>> start Data supplied

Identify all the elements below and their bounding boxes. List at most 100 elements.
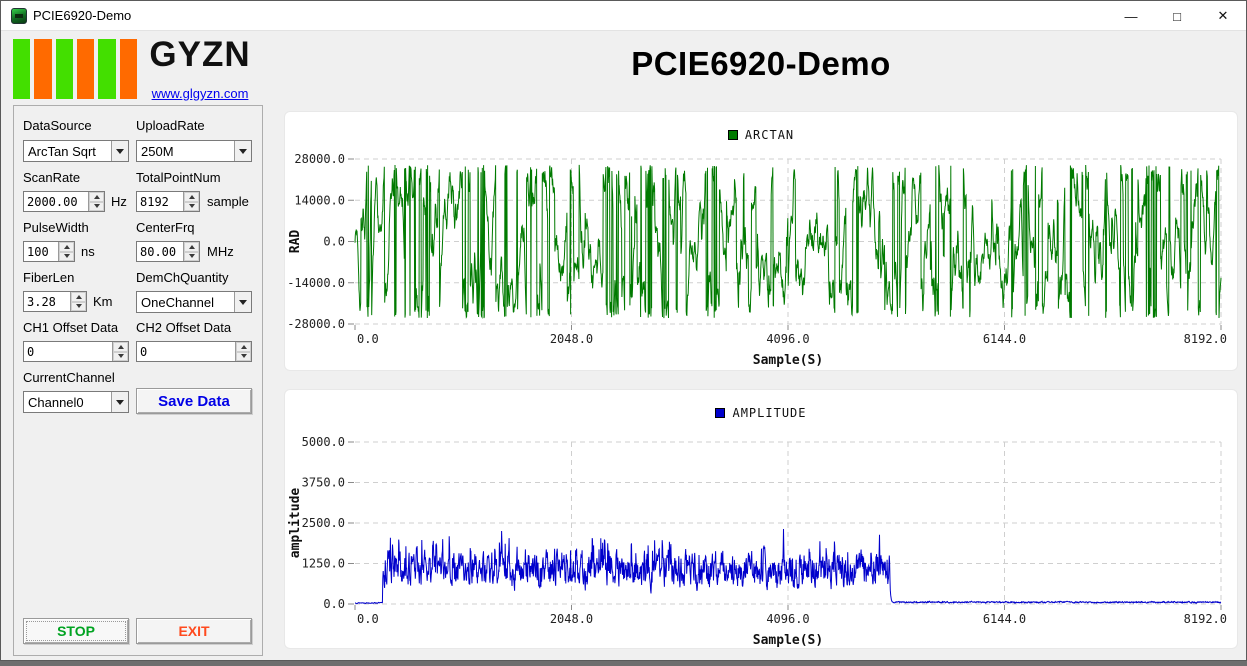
logo-bar [98, 39, 116, 99]
spinner-buttons[interactable] [183, 192, 199, 211]
spinner-buttons[interactable] [58, 242, 74, 261]
exit-button[interactable]: EXIT [136, 618, 252, 644]
spin-up-icon [117, 344, 124, 349]
datasource-select[interactable]: ArcTan Sqrt [23, 140, 129, 162]
app-icon [11, 8, 27, 24]
datasource-label: DataSource [23, 118, 92, 133]
ch1-offset-label: CH1 Offset Data [23, 320, 119, 335]
svg-text:2500.0: 2500.0 [302, 516, 345, 530]
svg-text:5000.0: 5000.0 [302, 435, 345, 449]
scanrate-input[interactable]: 2000.00 [23, 191, 105, 212]
currentchannel-label: CurrentChannel [23, 370, 115, 385]
spin-up-icon [63, 244, 70, 249]
chevron-down-icon[interactable] [111, 141, 128, 161]
uploadrate-select[interactable]: 250M [136, 140, 252, 162]
logo [13, 39, 137, 99]
svg-text:28000.0: 28000.0 [294, 152, 345, 166]
spinner-buttons[interactable] [112, 342, 128, 361]
spin-up-icon [93, 194, 100, 199]
pulsewidth-input[interactable]: 100 [23, 241, 75, 262]
demchquantity-label: DemChQuantity [136, 270, 229, 285]
spinner-buttons[interactable] [88, 192, 104, 211]
website-link[interactable]: www.glgyzn.com [151, 86, 249, 101]
svg-text:6144.0: 6144.0 [983, 332, 1026, 346]
spin-up-icon [75, 294, 82, 299]
svg-text:0.0: 0.0 [357, 612, 379, 626]
svg-text:8192.0: 8192.0 [1184, 612, 1227, 626]
spin-down-icon [188, 204, 195, 209]
totalpointnum-unit: sample [207, 194, 249, 209]
chevron-down-icon[interactable] [234, 141, 251, 161]
spin-down-icon [63, 254, 70, 259]
svg-text:1250.0: 1250.0 [302, 557, 345, 571]
save-data-button[interactable]: Save Data [136, 388, 252, 414]
svg-text:4096.0: 4096.0 [766, 612, 809, 626]
svg-text:-14000.0: -14000.0 [287, 276, 345, 290]
svg-text:0.0: 0.0 [323, 235, 345, 249]
amplitude-chart-panel: AMPLITUDE 5000.0 3750.0 2500.0 1250.0 0.0 0.0… [284, 389, 1238, 649]
svg-text:3750.0: 3750.0 [302, 476, 345, 490]
svg-text:8192.0: 8192.0 [1184, 332, 1227, 346]
svg-text:14000.0: 14000.0 [294, 193, 345, 207]
svg-text:Sample(S): Sample(S) [753, 633, 823, 648]
brand-name: GYZN [149, 35, 251, 74]
spin-up-icon [188, 194, 195, 199]
spin-down-icon [240, 354, 247, 359]
logo-bar [119, 39, 137, 99]
spin-down-icon [117, 354, 124, 359]
logo-bar [34, 39, 52, 99]
svg-text:Sample(S): Sample(S) [753, 353, 823, 368]
spinner-buttons[interactable] [70, 292, 86, 311]
logo-bar [55, 39, 73, 99]
fiberlen-label: FiberLen [23, 270, 75, 285]
amplitude-legend: AMPLITUDE [285, 406, 1237, 420]
spinner-buttons[interactable] [183, 242, 199, 261]
amplitude-chart: 5000.0 3750.0 2500.0 1250.0 0.0 0.0 2048.0 4096… [288, 435, 1227, 648]
spin-up-icon [188, 244, 195, 249]
spin-down-icon [93, 204, 100, 209]
ch2-offset-label: CH2 Offset Data [136, 320, 232, 335]
close-button[interactable]: ✕ [1217, 8, 1229, 23]
centerfrq-input[interactable]: 80.00 [136, 241, 200, 262]
spin-up-icon [240, 344, 247, 349]
settings-groupbox [13, 105, 263, 656]
arctan-chart: 28000.0 14000.0 0.0 -14000.0 -28000.0 0.0 2048… [287, 152, 1227, 368]
chevron-down-icon[interactable] [111, 392, 128, 412]
svg-text:RAD: RAD [288, 230, 303, 254]
svg-text:2048.0: 2048.0 [550, 332, 593, 346]
chevron-down-icon[interactable] [234, 292, 251, 312]
spin-down-icon [75, 304, 82, 309]
stop-button[interactable]: STOP [23, 618, 129, 644]
svg-text:4096.0: 4096.0 [766, 332, 809, 346]
minimize-button[interactable]: — [1124, 8, 1138, 24]
fiberlen-input[interactable]: 3.28 [23, 291, 87, 312]
totalpointnum-input[interactable]: 8192 [136, 191, 200, 212]
fiberlen-unit: Km [93, 294, 113, 309]
centerfrq-label: CenterFrq [136, 220, 195, 235]
svg-text:6144.0: 6144.0 [983, 612, 1026, 626]
legend-swatch-icon [727, 130, 738, 140]
spinner-buttons[interactable] [235, 342, 251, 361]
spin-down-icon [188, 254, 195, 259]
totalpointnum-label: TotalPointNum [136, 170, 221, 185]
page-title: PCIE6920-Demo [631, 45, 891, 82]
logo-bar [13, 39, 31, 99]
title-bar: PCIE6920-Demo — □ ✕ [1, 1, 1246, 31]
svg-text:0.0: 0.0 [323, 597, 345, 611]
centerfrq-unit: MHz [207, 244, 234, 259]
scanrate-label: ScanRate [23, 170, 81, 185]
maximize-button[interactable]: □ [1173, 8, 1181, 24]
pulsewidth-label: PulseWidth [23, 220, 89, 235]
ch1-offset-input[interactable]: 0 [23, 341, 129, 362]
window-title: PCIE6920-Demo [33, 8, 132, 23]
svg-text:-28000.0: -28000.0 [287, 317, 345, 331]
window-controls: — □ ✕ [1108, 1, 1246, 31]
ch2-offset-input[interactable]: 0 [136, 341, 252, 362]
legend-swatch-icon [715, 408, 726, 418]
svg-text:amplitude: amplitude [288, 488, 303, 559]
demchquantity-select[interactable]: OneChannel [136, 291, 252, 313]
logo-bar [76, 39, 95, 99]
currentchannel-select[interactable]: Channel0 [23, 391, 129, 413]
uploadrate-label: UploadRate [136, 118, 205, 133]
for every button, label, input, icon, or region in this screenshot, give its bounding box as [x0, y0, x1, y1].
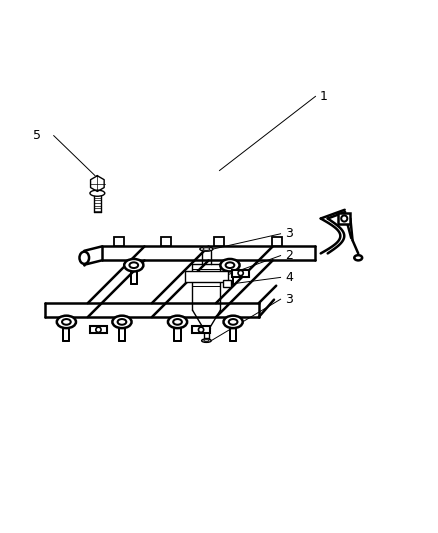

>> end Data supplied

● Exercise aim
Pull out every line above that contains the string "legend", copying each line in full.

● The reply
amplitude-legend: AMPLITUDE [285, 406, 1237, 420]
legend-swatch-icon [727, 130, 738, 140]
legend-swatch-icon [715, 408, 726, 418]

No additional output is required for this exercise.